____ Material shown
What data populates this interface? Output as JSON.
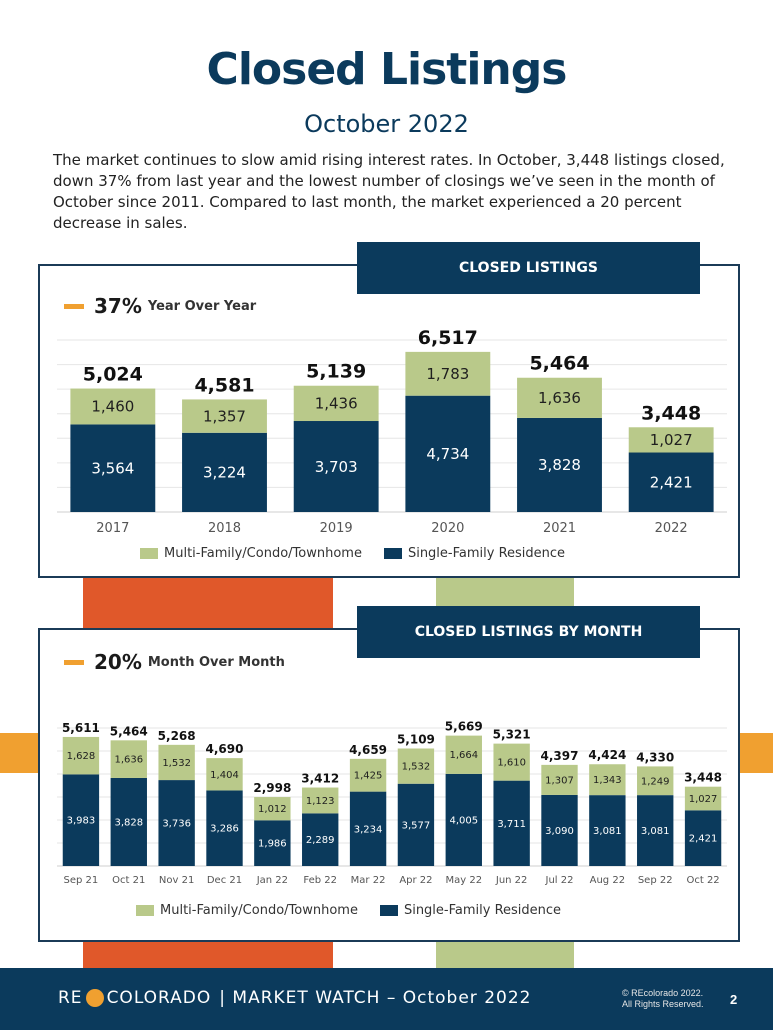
{
  "page": {
    "title": "Closed Listings",
    "subtitle": "October 2022",
    "intro": "The market continues to slow amid rising interest rates. In October, 3,448 listings closed, down 37% from last year and the lowest number of closings we’ve seen in the month of October since 2011. Compared to last month, the market experienced a 20 percent decrease in sales."
  },
  "colors": {
    "navy": "#0b3a5c",
    "green": "#b9c98a",
    "orange": "#f0a030",
    "red_orange": "#e0582a"
  },
  "panel1": {
    "header": "CLOSED LISTINGS",
    "kpi_pct": "37%",
    "kpi_label": "Year Over Year"
  },
  "panel2": {
    "header": "CLOSED LISTINGS BY MONTH",
    "kpi_pct": "20%",
    "kpi_label": "Month Over Month"
  },
  "legend": {
    "multi": "Multi-Family/Condo/Townhome",
    "single": "Single-Family Residence"
  },
  "footer": {
    "brand_left": "RE",
    "brand_right": "COLORADO",
    "brand_suffix": "| MARKET WATCH – October 2022",
    "copyright_1": "© REcolorado 2022.",
    "copyright_2": "All Rights Reserved.",
    "page_number": "2"
  },
  "chart_data": [
    {
      "type": "bar",
      "stacked": true,
      "categories": [
        "2017",
        "2018",
        "2019",
        "2020",
        "2021",
        "2022"
      ],
      "series": [
        {
          "name": "Single-Family Residence",
          "values": [
            3564,
            3224,
            3703,
            4734,
            3828,
            2421
          ],
          "labels": [
            "3,564",
            "3,224",
            "3,703",
            "4,734",
            "3,828",
            "2,421"
          ]
        },
        {
          "name": "Multi-Family/Condo/Townhome",
          "values": [
            1460,
            1357,
            1436,
            1783,
            1636,
            1027
          ],
          "labels": [
            "1,460",
            "1,357",
            "1,436",
            "1,783",
            "1,636",
            "1,027"
          ]
        }
      ],
      "totals": [
        5024,
        4581,
        5139,
        6517,
        5464,
        3448
      ],
      "total_labels": [
        "5,024",
        "4,581",
        "5,139",
        "6,517",
        "5,464",
        "3,448"
      ],
      "ylim": [
        0,
        7000
      ],
      "grid": true,
      "legend_position": "bottom"
    },
    {
      "type": "bar",
      "stacked": true,
      "categories": [
        "Sep 21",
        "Oct 21",
        "Nov 21",
        "Dec 21",
        "Jan 22",
        "Feb 22",
        "Mar 22",
        "Apr 22",
        "May 22",
        "Jun 22",
        "Jul 22",
        "Aug 22",
        "Sep 22",
        "Oct 22"
      ],
      "series": [
        {
          "name": "Single-Family Residence",
          "values": [
            3983,
            3828,
            3736,
            3286,
            1986,
            2289,
            3234,
            3577,
            4005,
            3711,
            3090,
            3081,
            3081,
            2421
          ],
          "labels": [
            "3,983",
            "3,828",
            "3,736",
            "3,286",
            "1,986",
            "2,289",
            "3,234",
            "3,577",
            "4,005",
            "3,711",
            "3,090",
            "3,081",
            "3,081",
            "2,421"
          ]
        },
        {
          "name": "Multi-Family/Condo/Townhome",
          "values": [
            1628,
            1636,
            1532,
            1404,
            1012,
            1123,
            1425,
            1532,
            1664,
            1610,
            1307,
            1343,
            1249,
            1027
          ],
          "labels": [
            "1,628",
            "1,636",
            "1,532",
            "1,404",
            "1,012",
            "1,123",
            "1,425",
            "1,532",
            "1,664",
            "1,610",
            "1,307",
            "1,343",
            "1,249",
            "1,027"
          ]
        }
      ],
      "totals": [
        5611,
        5464,
        5268,
        4690,
        2998,
        3412,
        4659,
        5109,
        5669,
        5321,
        4397,
        4424,
        4330,
        3448
      ],
      "total_labels": [
        "5,611",
        "5,464",
        "5,268",
        "4,690",
        "2,998",
        "3,412",
        "4,659",
        "5,109",
        "5,669",
        "5,321",
        "4,397",
        "4,424",
        "4,330",
        "3,448"
      ],
      "ylim": [
        0,
        6000
      ],
      "grid": true,
      "legend_position": "bottom"
    }
  ]
}
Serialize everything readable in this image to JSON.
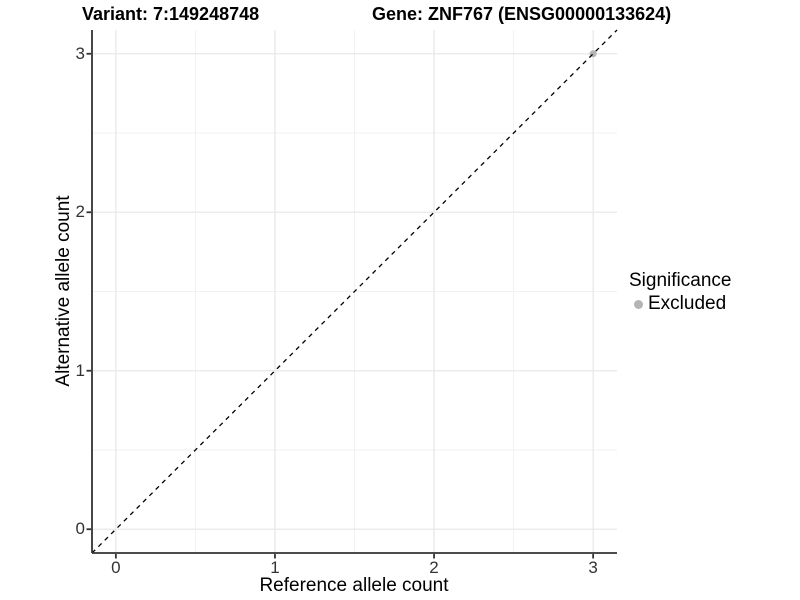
{
  "chart_data": {
    "type": "scatter",
    "title_left": "Variant: 7:149248748",
    "title_right": "Gene: ZNF767 (ENSG00000133624)",
    "xlabel": "Reference allele count",
    "ylabel": "Alternative allele count",
    "xlim": [
      -0.15,
      3.15
    ],
    "ylim": [
      -0.15,
      3.15
    ],
    "x_ticks": [
      0,
      1,
      2,
      3
    ],
    "y_ticks": [
      0,
      1,
      2,
      3
    ],
    "x_minor_ticks": [
      0.5,
      1.5,
      2.5
    ],
    "y_minor_ticks": [
      0.5,
      1.5,
      2.5
    ],
    "points": [
      {
        "x": 3,
        "y": 3,
        "series": "Excluded"
      }
    ],
    "reference_line": {
      "kind": "identity",
      "slope": 1,
      "intercept": 0,
      "style": "dashed",
      "color": "#000000"
    },
    "grid": "on",
    "legend": {
      "position": "right",
      "title": "Significance",
      "items": [
        {
          "label": "Excluded",
          "color": "#b4b4b4"
        }
      ]
    },
    "colors": {
      "grid_major": "#e8e8e8",
      "grid_minor": "#f2f2f2",
      "axis_line": "#333333",
      "tick_mark": "#333333",
      "tick_label": "#333333",
      "point": "#b4b4b4"
    }
  }
}
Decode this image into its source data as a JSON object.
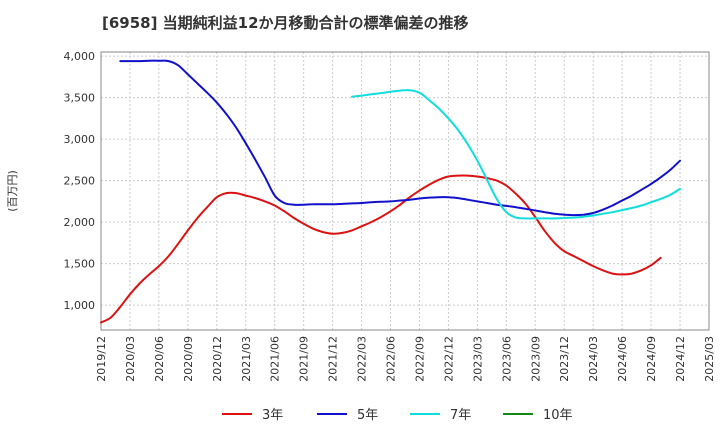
{
  "chart_data": {
    "type": "line",
    "title": "[6958]  当期純利益12か月移動合計の標準偏差の推移",
    "ylabel": "(百万円)",
    "xlabel": "",
    "ylim": [
      700,
      4050
    ],
    "yticks": [
      1000,
      1500,
      2000,
      2500,
      3000,
      3500,
      4000
    ],
    "ytick_labels": [
      "1,000",
      "1,500",
      "2,000",
      "2,500",
      "3,000",
      "3,500",
      "4,000"
    ],
    "xticks": [
      "2019/12",
      "2020/03",
      "2020/06",
      "2020/09",
      "2020/12",
      "2021/03",
      "2021/06",
      "2021/09",
      "2021/12",
      "2022/03",
      "2022/06",
      "2022/09",
      "2022/12",
      "2023/03",
      "2023/06",
      "2023/09",
      "2023/12",
      "2024/03",
      "2024/06",
      "2024/09",
      "2024/12",
      "2025/03"
    ],
    "grid": true,
    "legend_position": "bottom",
    "series": [
      {
        "name": "3年",
        "color": "#dd1111",
        "start": "2019/12",
        "values": [
          790,
          850,
          980,
          1130,
          1260,
          1370,
          1470,
          1590,
          1740,
          1900,
          2050,
          2180,
          2300,
          2350,
          2350,
          2320,
          2290,
          2250,
          2200,
          2130,
          2050,
          1980,
          1920,
          1880,
          1860,
          1870,
          1900,
          1950,
          2000,
          2060,
          2130,
          2210,
          2300,
          2380,
          2450,
          2510,
          2550,
          2560,
          2560,
          2550,
          2530,
          2500,
          2440,
          2340,
          2220,
          2060,
          1890,
          1750,
          1650,
          1590,
          1530,
          1470,
          1420,
          1380,
          1370,
          1380,
          1420,
          1480,
          1570
        ]
      },
      {
        "name": "5年",
        "color": "#1111cc",
        "start": "2020/02",
        "values": [
          3940,
          3940,
          3940,
          3945,
          3945,
          3940,
          3890,
          3780,
          3670,
          3560,
          3440,
          3300,
          3140,
          2950,
          2750,
          2540,
          2320,
          2230,
          2210,
          2210,
          2215,
          2215,
          2215,
          2220,
          2225,
          2230,
          2240,
          2245,
          2250,
          2260,
          2270,
          2285,
          2295,
          2300,
          2300,
          2290,
          2270,
          2250,
          2230,
          2210,
          2195,
          2180,
          2160,
          2140,
          2120,
          2100,
          2090,
          2085,
          2090,
          2110,
          2150,
          2200,
          2260,
          2320,
          2390,
          2460,
          2540,
          2630,
          2740
        ]
      },
      {
        "name": "7年",
        "color": "#11dddd",
        "start": "2022/02",
        "values": [
          3510,
          3525,
          3540,
          3555,
          3570,
          3585,
          3590,
          3560,
          3470,
          3370,
          3250,
          3110,
          2940,
          2740,
          2510,
          2280,
          2120,
          2055,
          2045,
          2045,
          2045,
          2045,
          2050,
          2055,
          2065,
          2080,
          2100,
          2120,
          2145,
          2170,
          2200,
          2240,
          2280,
          2330,
          2400
        ]
      },
      {
        "name": "10年",
        "color": "#118811",
        "start": "2024/12",
        "values": []
      }
    ]
  }
}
________
# Exercise prompt:
Count the lines in which the string "type" appears, then report only that figure.

# The reply:
4